■ PROMPT
From the entries below, please gather each line containing the string "Measured".

● ● ● ●

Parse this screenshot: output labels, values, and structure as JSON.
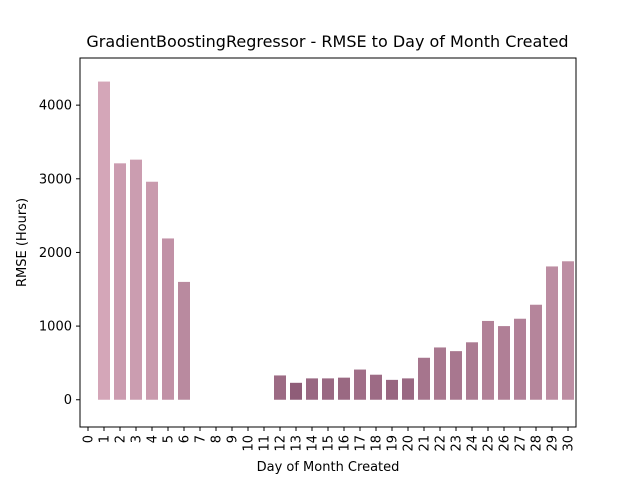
{
  "chart_data": {
    "type": "bar",
    "title": "GradientBoostingRegressor - RMSE to Day of Month Created",
    "xlabel": "Day of Month Created",
    "ylabel": "RMSE (Hours)",
    "xlim": [
      -0.5,
      30.5
    ],
    "ylim": [
      -370,
      4640
    ],
    "yticks": [
      0,
      1000,
      2000,
      3000,
      4000
    ],
    "categories": [
      "0",
      "1",
      "2",
      "3",
      "4",
      "5",
      "6",
      "7",
      "8",
      "9",
      "10",
      "11",
      "12",
      "13",
      "14",
      "15",
      "16",
      "17",
      "18",
      "19",
      "20",
      "21",
      "22",
      "23",
      "24",
      "25",
      "26",
      "27",
      "28",
      "29",
      "30"
    ],
    "values": [
      null,
      4320,
      3210,
      3260,
      2960,
      2190,
      1600,
      null,
      null,
      null,
      null,
      null,
      330,
      230,
      290,
      290,
      300,
      410,
      340,
      270,
      290,
      570,
      710,
      660,
      780,
      1070,
      1000,
      1100,
      1290,
      1810,
      1880
    ],
    "grid": false,
    "colors": {
      "light": "#d4a6b8",
      "dark": "#8f5d78"
    }
  }
}
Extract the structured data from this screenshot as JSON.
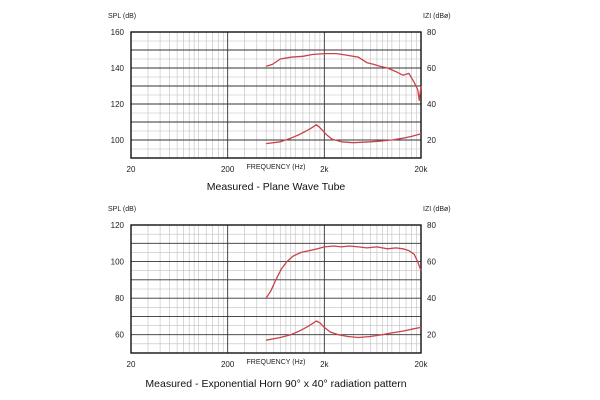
{
  "colors": {
    "curve": "#c8434a",
    "grid_major": "#333333",
    "grid_minor": "#bfbfbf",
    "frame": "#111111"
  },
  "chart_data": [
    {
      "type": "line",
      "caption": "Measured - Plane Wave Tube",
      "xlabel": "FREQUENCY (Hz)",
      "ylabel_left": "SPL (dB)",
      "ylabel_right": "IZI (dBø)",
      "x_scale": "log",
      "xlim": [
        20,
        20000
      ],
      "x_ticks": [
        {
          "v": 20,
          "label": "20"
        },
        {
          "v": 200,
          "label": "200"
        },
        {
          "v": 2000,
          "label": "2k"
        },
        {
          "v": 20000,
          "label": "20k"
        }
      ],
      "ylim_left": [
        90,
        160
      ],
      "y_ticks_left": [
        {
          "v": 100,
          "label": "100"
        },
        {
          "v": 120,
          "label": "120"
        },
        {
          "v": 140,
          "label": "140"
        },
        {
          "v": 160,
          "label": "160"
        }
      ],
      "ylim_right": [
        10,
        80
      ],
      "y_ticks_right": [
        {
          "v": 20,
          "label": "20"
        },
        {
          "v": 40,
          "label": "40"
        },
        {
          "v": 60,
          "label": "60"
        },
        {
          "v": 80,
          "label": "80"
        }
      ],
      "grid": true,
      "series": [
        {
          "axis": "left",
          "points": [
            [
              500,
              141
            ],
            [
              580,
              142
            ],
            [
              700,
              145
            ],
            [
              900,
              146
            ],
            [
              1200,
              146.5
            ],
            [
              1500,
              147.5
            ],
            [
              2000,
              148
            ],
            [
              2700,
              148
            ],
            [
              3500,
              147
            ],
            [
              4500,
              146
            ],
            [
              5500,
              143
            ],
            [
              6500,
              142
            ],
            [
              7500,
              141
            ],
            [
              9000,
              140
            ],
            [
              11000,
              138
            ],
            [
              13000,
              136
            ],
            [
              15000,
              137
            ],
            [
              17000,
              132
            ],
            [
              18500,
              128
            ],
            [
              19200,
              122
            ],
            [
              20000,
              130
            ]
          ]
        },
        {
          "axis": "right",
          "points": [
            [
              500,
              18
            ],
            [
              700,
              19
            ],
            [
              900,
              21
            ],
            [
              1100,
              23
            ],
            [
              1300,
              25
            ],
            [
              1500,
              27
            ],
            [
              1650,
              28.5
            ],
            [
              1750,
              27.5
            ],
            [
              1900,
              25.5
            ],
            [
              2100,
              23
            ],
            [
              2400,
              20.5
            ],
            [
              3000,
              19
            ],
            [
              4000,
              18.5
            ],
            [
              6000,
              19
            ],
            [
              8000,
              19.5
            ],
            [
              10000,
              20
            ],
            [
              13000,
              21
            ],
            [
              16000,
              22
            ],
            [
              20000,
              23.5
            ]
          ]
        }
      ]
    },
    {
      "type": "line",
      "caption": "Measured - Exponential Horn 90° x 40° radiation pattern",
      "xlabel": "FREQUENCY (Hz)",
      "ylabel_left": "SPL (dB)",
      "ylabel_right": "IZI (dBø)",
      "x_scale": "log",
      "xlim": [
        20,
        20000
      ],
      "x_ticks": [
        {
          "v": 20,
          "label": "20"
        },
        {
          "v": 200,
          "label": "200"
        },
        {
          "v": 2000,
          "label": "2k"
        },
        {
          "v": 20000,
          "label": "20k"
        }
      ],
      "ylim_left": [
        50,
        120
      ],
      "y_ticks_left": [
        {
          "v": 60,
          "label": "60"
        },
        {
          "v": 80,
          "label": "80"
        },
        {
          "v": 100,
          "label": "100"
        },
        {
          "v": 120,
          "label": "120"
        }
      ],
      "ylim_right": [
        10,
        80
      ],
      "y_ticks_right": [
        {
          "v": 20,
          "label": "20"
        },
        {
          "v": 40,
          "label": "40"
        },
        {
          "v": 60,
          "label": "60"
        },
        {
          "v": 80,
          "label": "80"
        }
      ],
      "grid": true,
      "series": [
        {
          "axis": "left",
          "points": [
            [
              500,
              80
            ],
            [
              560,
              84
            ],
            [
              630,
              90
            ],
            [
              720,
              96
            ],
            [
              820,
              100
            ],
            [
              950,
              103
            ],
            [
              1150,
              105
            ],
            [
              1400,
              106
            ],
            [
              1700,
              107
            ],
            [
              2000,
              108
            ],
            [
              2500,
              108.5
            ],
            [
              3000,
              108
            ],
            [
              3600,
              108.5
            ],
            [
              4500,
              108
            ],
            [
              5500,
              107.5
            ],
            [
              7000,
              108
            ],
            [
              9000,
              107
            ],
            [
              11000,
              107.5
            ],
            [
              13000,
              107
            ],
            [
              15000,
              106
            ],
            [
              17000,
              104
            ],
            [
              18500,
              100
            ],
            [
              20000,
              95
            ]
          ]
        },
        {
          "axis": "right",
          "points": [
            [
              500,
              17
            ],
            [
              700,
              18.5
            ],
            [
              900,
              20
            ],
            [
              1100,
              22
            ],
            [
              1300,
              24
            ],
            [
              1500,
              26
            ],
            [
              1650,
              27.5
            ],
            [
              1800,
              26.5
            ],
            [
              2000,
              24
            ],
            [
              2300,
              21.5
            ],
            [
              2800,
              20
            ],
            [
              3500,
              19
            ],
            [
              4500,
              18.5
            ],
            [
              6000,
              19
            ],
            [
              8000,
              20
            ],
            [
              10000,
              21
            ],
            [
              13000,
              22
            ],
            [
              16000,
              23
            ],
            [
              20000,
              24
            ]
          ]
        }
      ]
    }
  ]
}
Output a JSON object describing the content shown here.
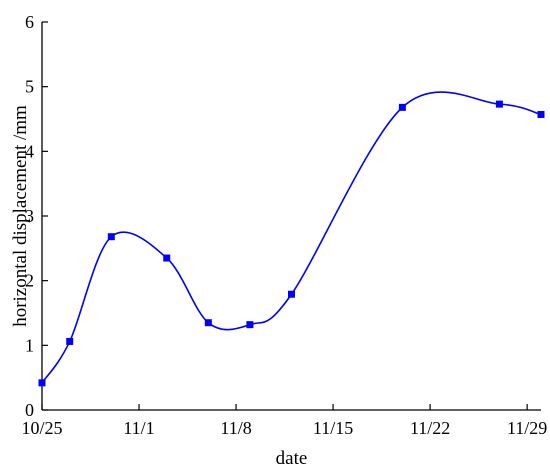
{
  "chart_data": {
    "type": "line",
    "xlabel": "date",
    "ylabel": "horizontal displacement /mm",
    "ylim": [
      0,
      6
    ],
    "y_ticks": [
      0,
      1,
      2,
      3,
      4,
      5,
      6
    ],
    "xlim": [
      "10/25",
      "11/30"
    ],
    "x_ticks": [
      {
        "date": "10/25",
        "label": "10/25"
      },
      {
        "date": "11/1",
        "label": "11/1"
      },
      {
        "date": "11/8",
        "label": "11/8"
      },
      {
        "date": "11/15",
        "label": "11/15"
      },
      {
        "date": "11/22",
        "label": "11/22"
      },
      {
        "date": "11/29",
        "label": "11/29"
      }
    ],
    "grid": false,
    "series": [
      {
        "color": "#0000ff",
        "marker": "square",
        "smooth": true,
        "points": [
          {
            "x": "10/25",
            "y": 0.42
          },
          {
            "x": "10/27",
            "y": 1.06
          },
          {
            "x": "10/30",
            "y": 2.68
          },
          {
            "x": "11/3",
            "y": 2.35
          },
          {
            "x": "11/6",
            "y": 1.35
          },
          {
            "x": "11/9",
            "y": 1.32
          },
          {
            "x": "11/12",
            "y": 1.79
          },
          {
            "x": "11/20",
            "y": 4.68
          },
          {
            "x": "11/27",
            "y": 4.73
          },
          {
            "x": "11/30",
            "y": 4.57
          }
        ]
      }
    ]
  }
}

● ● ● ●

■ THE REPLY
      "caption": "Measured - Plane Wave Tube",
      "caption": "Measured - Exponential Horn 90° x 40° radiation pattern",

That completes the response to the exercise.